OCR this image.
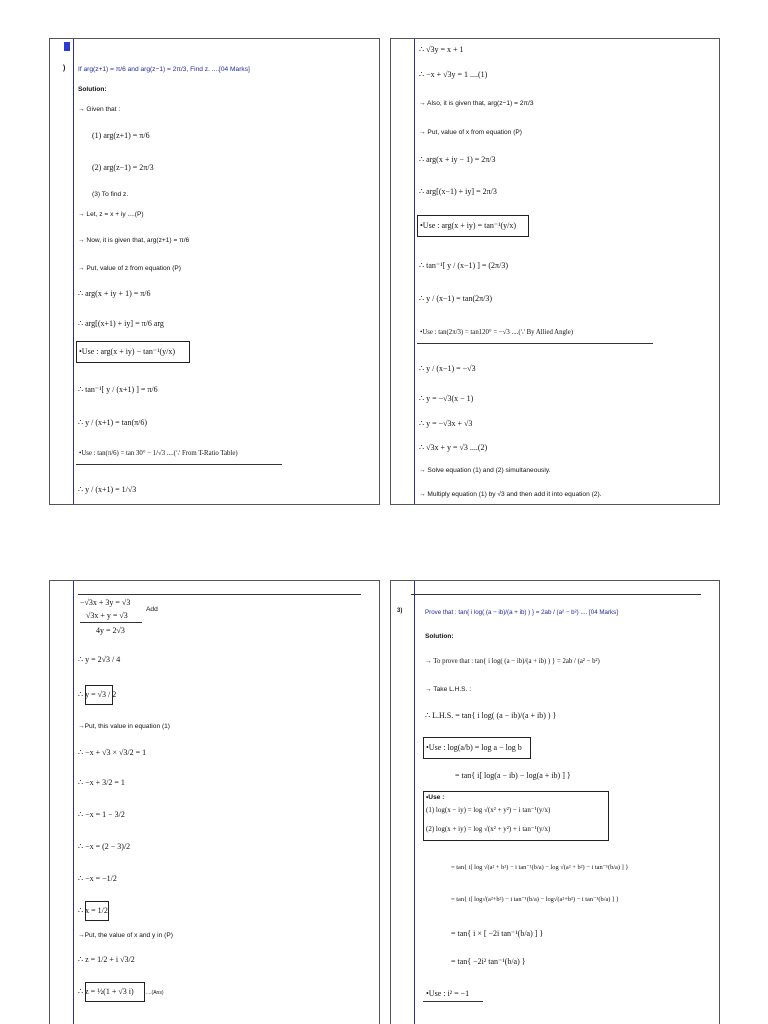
) If arg(z+1) = π/6 and arg(z−1) = 2π/3, Find z. ....[04 Marks]
Solution:
→ Given that :
(1) arg(z+1) = π/6
(2) arg(z−1) = 2π/3
(3) To find z.
→ Let, z = x + iy ....(P)
→ Now, it is given that, arg(z+1) = π/6
→ Put, value of z from equation (P)
∴ arg(x + iy + 1) = π/6
∴ arg[(x+1) + iy] = π/6 arg
•Use : arg(x + iy) − tan⁻¹(y/x)
∴ tan⁻¹[ y / (x+1) ] = π/6
∴ y / (x+1) = tan(π/6)
•Use : tan(π/6) = tan 30° − 1/√3 ....(∵ From T-Ratio Table)
∴ y / (x+1) = 1/√3
∴ √3y = x + 1
∴ −x + √3y = 1 ....(1)
→ Also, it is given that, arg(z−1) = 2π/3
→ Put, value of x from equation (P)
∴ arg(x + iy − 1) = 2π/3
∴ arg[(x−1) + iy] = 2π/3
•Use : arg(x + iy) = tan⁻¹(y/x)
∴ tan⁻¹[ y / (x−1) ] = (2π/3)
∴ y / (x−1) = tan(2π/3)
•Use : tan(2π/3) = tan120° = −√3 ....(∵ By Allied Angle)
∴ y / (x−1) = −√3
∴ y = −√3(x − 1)
∴ y = −√3x + √3
∴ √3x + y = √3 ....(2)
→ Solve equation (1) and (2) simultaneously.
→ Multiply equation (1) by √3 and then add it into equation (2).
−√3x + 3y = √3
√3x + y = √3
Add
4y = 2√3
∴ y = 2√3 / 4
∴ y = √3 / 2
→Put, this value in equation (1)
∴ −x + √3 × √3/2 = 1
∴ −x + 3/2 = 1
∴ −x = 1 − 3/2
∴ −x = (2 − 3)/2
∴ −x = −1/2
∴ x = 1/2
→Put, the value of x and y in (P)
∴ z = 1/2 + i √3/2
∴ z = ½(1 + √3 i) ....(Ans)
3)	Prove that : tan{ i log( (a − ib)/(a + ib) ) } = 2ab / (a² − b²) .... [04 Marks]
Solution:
→ To prove that : tan{ i log( (a − ib)/(a + ib) ) } = 2ab / (a² − b²)
→ Take L.H.S. :
∴ L.H.S. = tan{ i log( (a − ib)/(a + ib) ) }
•Use : log(a/b) = log a − log b
= tan{ i[ log(a − ib) − log(a + ib) ] }
•Use :
(1) log(x − iy) = log √(x² + y²) − i tan⁻¹(y/x)
(2) log(x + iy) = log √(x² + y²) + i tan⁻¹(y/x)
= tan{ i[ log √(a² + b²) − i tan⁻¹(b/a) − log √(a² + b²) − i tan⁻¹(b/a) ] }
= tan{ i[ log√(a²+b²) − i tan⁻¹(b/a) − log√(a²+b²) − i tan⁻¹(b/a) ] }
= tan{ i × [ −2i tan⁻¹(b/a) ] }
= tan{ −2i² tan⁻¹(b/a) }
•Use : i² = −1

-*-*-

- **Your objective**
All the lines above are to be given again exactly as they read, with the pictures removed.

- **Solution to this exercise**
OCR this image.
) If arg(z+1) = π/6 and arg(z−1) = 2π/3, Find z. ....[04 Marks]
Solution:
→ Given that :
(1) arg(z+1) = π/6
(2) arg(z−1) = 2π/3
(3) To find z.
→ Let, z = x + iy ....(P)
→ Now, it is given that, arg(z+1) = π/6
→ Put, value of z from equation (P)
∴ arg(x + iy + 1) = π/6
∴ arg[(x+1) + iy] = π/6 arg
•Use : arg(x + iy) − tan⁻¹(y/x)
∴ tan⁻¹[ y / (x+1) ] = π/6
∴ y / (x+1) = tan(π/6)
•Use : tan(π/6) = tan 30° − 1/√3 ....(∵ From T-Ratio Table)
∴ y / (x+1) = 1/√3
∴ √3y = x + 1
∴ −x + √3y = 1 ....(1)
→ Also, it is given that, arg(z−1) = 2π/3
→ Put, value of x from equation (P)
∴ arg(x + iy − 1) = 2π/3
∴ arg[(x−1) + iy] = 2π/3
•Use : arg(x + iy) = tan⁻¹(y/x)
∴ tan⁻¹[ y / (x−1) ] = (2π/3)
∴ y / (x−1) = tan(2π/3)
•Use : tan(2π/3) = tan120° = −√3 ....(∵ By Allied Angle)
∴ y / (x−1) = −√3
∴ y = −√3(x − 1)
∴ y = −√3x + √3
∴ √3x + y = √3 ....(2)
→ Solve equation (1) and (2) simultaneously.
→ Multiply equation (1) by √3 and then add it into equation (2).
−√3x + 3y = √3
√3x + y = √3
Add
4y = 2√3
∴ y = 2√3 / 4
∴ y = √3 / 2
→Put, this value in equation (1)
∴ −x + √3 × √3/2 = 1
∴ −x + 3/2 = 1
∴ −x = 1 − 3/2
∴ −x = (2 − 3)/2
∴ −x = −1/2
∴ x = 1/2
→Put, the value of x and y in (P)
∴ z = 1/2 + i √3/2
∴ z = ½(1 + √3 i) ....(Ans)
3)	Prove that : tan{ i log( (a − ib)/(a + ib) ) } = 2ab / (a² − b²) .... [04 Marks]
Solution:
→ To prove that : tan{ i log( (a − ib)/(a + ib) ) } = 2ab / (a² − b²)
→ Take L.H.S. :
∴ L.H.S. = tan{ i log( (a − ib)/(a + ib) ) }
•Use : log(a/b) = log a − log b
= tan{ i[ log(a − ib) − log(a + ib) ] }
•Use :
(1) log(x − iy) = log √(x² + y²) − i tan⁻¹(y/x)
(2) log(x + iy) = log √(x² + y²) + i tan⁻¹(y/x)
= tan{ i[ log √(a² + b²) − i tan⁻¹(b/a) − log √(a² + b²) − i tan⁻¹(b/a) ] }
= tan{ i[ log√(a²+b²) − i tan⁻¹(b/a) − log√(a²+b²) − i tan⁻¹(b/a) ] }
= tan{ i × [ −2i tan⁻¹(b/a) ] }
= tan{ −2i² tan⁻¹(b/a) }
•Use : i² = −1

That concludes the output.